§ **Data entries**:
-*-
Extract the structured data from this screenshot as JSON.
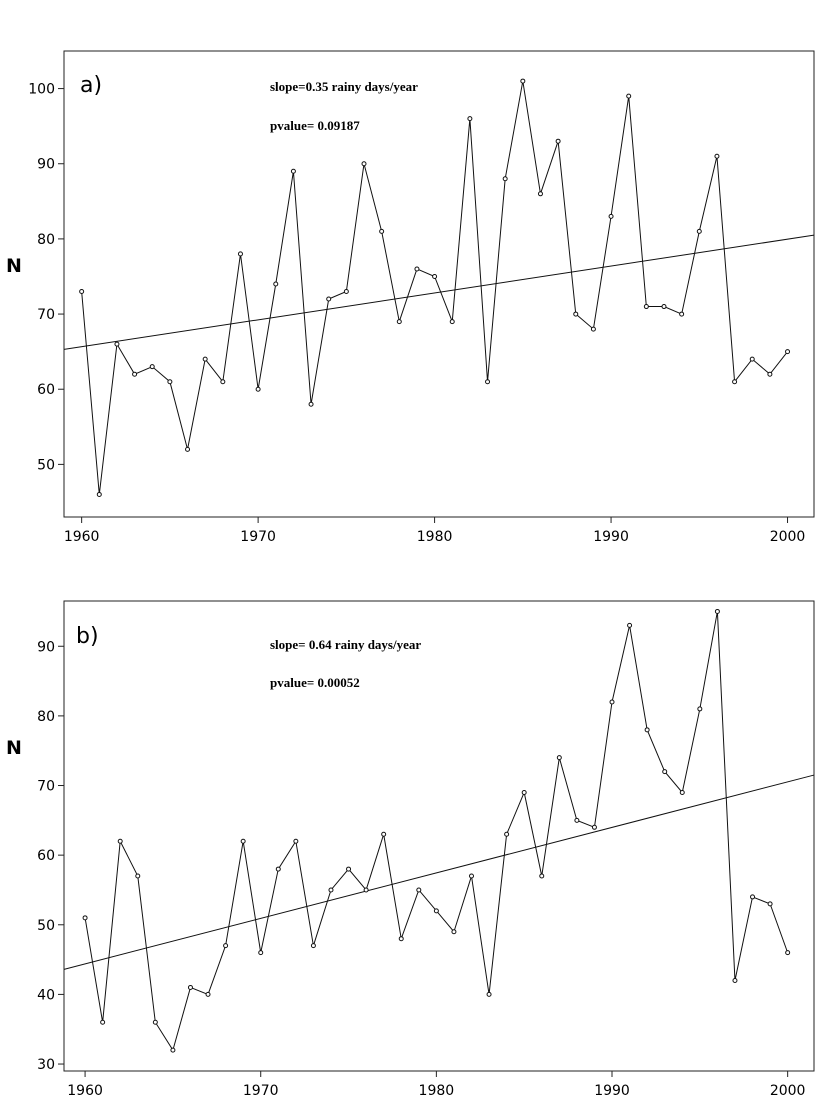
{
  "chart_data": [
    {
      "type": "line",
      "panel_label": "a)",
      "ylabel": "N",
      "annotations": [
        "slope=0.35 rainy days/year",
        "pvalue= 0.09187"
      ],
      "x": [
        1960,
        1961,
        1962,
        1963,
        1964,
        1965,
        1966,
        1967,
        1968,
        1969,
        1970,
        1971,
        1972,
        1973,
        1974,
        1975,
        1976,
        1977,
        1978,
        1979,
        1980,
        1981,
        1982,
        1983,
        1984,
        1985,
        1986,
        1987,
        1988,
        1989,
        1990,
        1991,
        1992,
        1993,
        1994,
        1995,
        1996,
        1997,
        1998,
        1999,
        2000
      ],
      "series": [
        {
          "values": [
            73,
            46,
            66,
            62,
            63,
            61,
            52,
            64,
            61,
            78,
            60,
            74,
            89,
            58,
            72,
            73,
            90,
            81,
            69,
            76,
            75,
            69,
            96,
            61,
            88,
            101,
            86,
            93,
            70,
            68,
            83,
            99,
            71,
            71,
            70,
            81,
            91,
            61,
            64,
            62,
            65
          ]
        }
      ],
      "trend": {
        "x": [
          1959,
          2001.5
        ],
        "y": [
          65.3,
          80.5
        ]
      },
      "xlim": [
        1959,
        2001.5
      ],
      "ylim": [
        43,
        105
      ],
      "xticks": [
        "1960",
        "1970",
        "1980",
        "1990",
        "2000"
      ],
      "yticks": [
        "50",
        "60",
        "70",
        "80",
        "90",
        "100"
      ],
      "grid": false
    },
    {
      "type": "line",
      "panel_label": "b)",
      "ylabel": "N",
      "annotations": [
        "slope= 0.64 rainy days/year",
        "pvalue= 0.00052"
      ],
      "x": [
        1960,
        1961,
        1962,
        1963,
        1964,
        1965,
        1966,
        1967,
        1968,
        1969,
        1970,
        1971,
        1972,
        1973,
        1974,
        1975,
        1976,
        1977,
        1978,
        1979,
        1980,
        1981,
        1982,
        1983,
        1984,
        1985,
        1986,
        1987,
        1988,
        1989,
        1990,
        1991,
        1992,
        1993,
        1994,
        1995,
        1996,
        1997,
        1998,
        1999,
        2000
      ],
      "series": [
        {
          "values": [
            51,
            36,
            62,
            57,
            36,
            32,
            41,
            40,
            47,
            62,
            46,
            58,
            62,
            47,
            55,
            58,
            55,
            63,
            48,
            55,
            52,
            49,
            57,
            40,
            63,
            69,
            57,
            74,
            65,
            64,
            82,
            93,
            78,
            72,
            69,
            81,
            95,
            42,
            54,
            53,
            46
          ]
        }
      ],
      "trend": {
        "x": [
          1958.8,
          2001.5
        ],
        "y": [
          43.6,
          71.5
        ]
      },
      "xlim": [
        1958.8,
        2001.5
      ],
      "ylim": [
        29,
        96.5
      ],
      "xticks": [
        "1960",
        "1970",
        "1980",
        "1990",
        "2000"
      ],
      "yticks": [
        "30",
        "40",
        "50",
        "60",
        "70",
        "80",
        "90"
      ],
      "grid": false
    }
  ]
}
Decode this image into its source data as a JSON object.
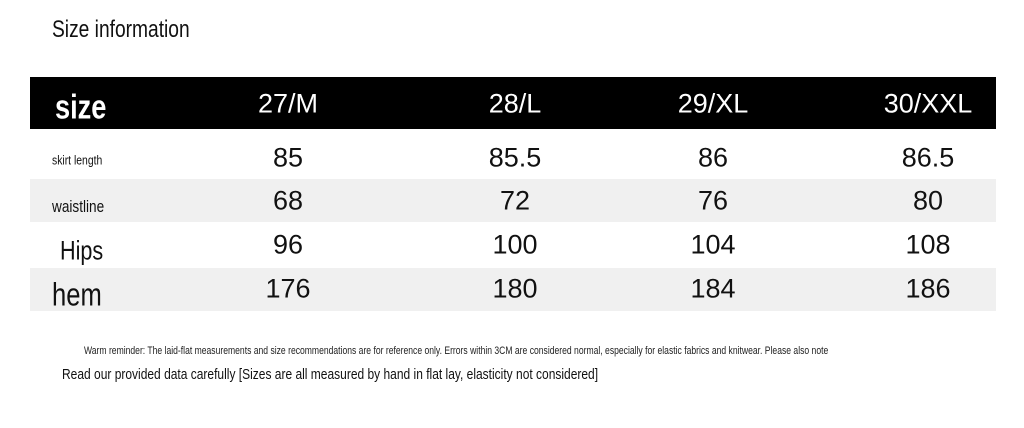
{
  "title": "Size information",
  "table": {
    "header": [
      "size",
      "27/M",
      "28/L",
      "29/XL",
      "30/XXL"
    ],
    "rows": [
      [
        "skirt length",
        85,
        85.5,
        86,
        86.5
      ],
      [
        "waistline",
        68,
        72,
        76,
        80
      ],
      [
        "Hips",
        96,
        100,
        104,
        108
      ],
      [
        "hem",
        176,
        180,
        184,
        186
      ]
    ]
  },
  "notes": [
    "Warm reminder: The laid-flat measurements and size recommendations are for reference only. Errors within 3CM are considered normal, especially for elastic fabrics and knitwear. Please also note",
    "Read our provided data carefully [Sizes are all measured by hand in flat lay, elasticity not considered]"
  ]
}
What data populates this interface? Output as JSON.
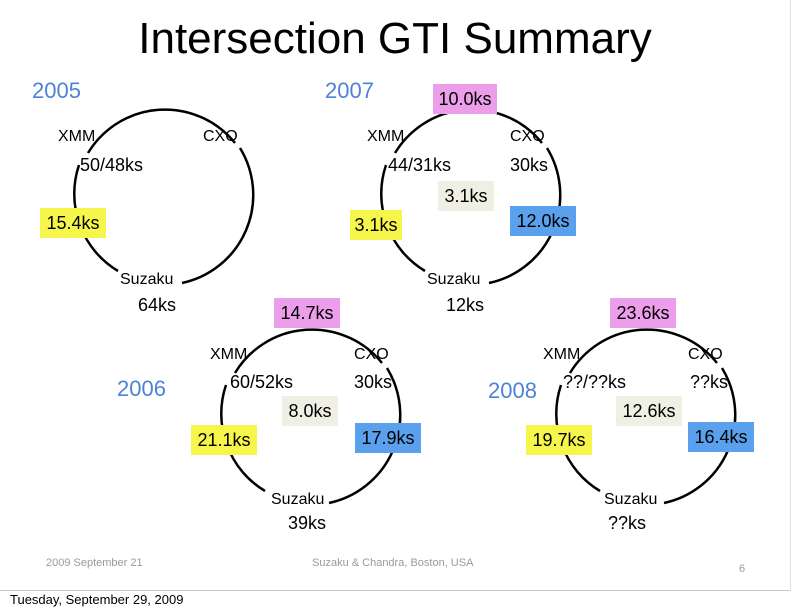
{
  "slide": {
    "title": "Intersection GTI Summary",
    "footer_date": "2009 September 21",
    "footer_center": "Suzaku & Chandra, Boston, USA",
    "page_number": "6"
  },
  "bottom_date": "Tuesday, September 29, 2009",
  "years": {
    "y2005": {
      "label": "2005",
      "xmm": "XMM",
      "xmm_time": "50/48ks",
      "cxo": "CXO",
      "suzaku": "Suzaku",
      "suzaku_time": "64ks",
      "xmm_suzaku": "15.4ks"
    },
    "y2007": {
      "label": "2007",
      "xmm": "XMM",
      "xmm_time": "44/31ks",
      "cxo": "CXO",
      "cxo_time": "30ks",
      "suzaku": "Suzaku",
      "suzaku_time": "12ks",
      "xmm_cxo": "10.0ks",
      "xmm_suzaku": "3.1ks",
      "cxo_suzaku": "12.0ks",
      "all_three": "3.1ks"
    },
    "y2006": {
      "label": "2006",
      "xmm": "XMM",
      "xmm_time": "60/52ks",
      "cxo": "CXO",
      "cxo_time": "30ks",
      "suzaku": "Suzaku",
      "suzaku_time": "39ks",
      "xmm_cxo": "14.7ks",
      "xmm_suzaku": "21.1ks",
      "cxo_suzaku": "17.9ks",
      "all_three": "8.0ks"
    },
    "y2008": {
      "label": "2008",
      "xmm": "XMM",
      "xmm_time": "??/??ks",
      "cxo": "CXO",
      "cxo_time": "??ks",
      "suzaku": "Suzaku",
      "suzaku_time": "??ks",
      "xmm_cxo": "23.6ks",
      "xmm_suzaku": "19.7ks",
      "cxo_suzaku": "16.4ks",
      "all_three": "12.6ks"
    }
  },
  "colors": {
    "year_label": "#4f81d7",
    "xmm_suzaku_box": "#f6f54c",
    "xmm_cxo_box": "#ec9eeb",
    "cxo_suzaku_box": "#5aa0ec",
    "all_three_box": "#efefe4"
  }
}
-*-
§ **TO DO**: Filter the entries and copy out every line with the word "rainy".

§ **OUTPUT FOR THIS EXERCISE**:
        "slope=0.35 rainy days/year",
        "slope= 0.64 rainy days/year",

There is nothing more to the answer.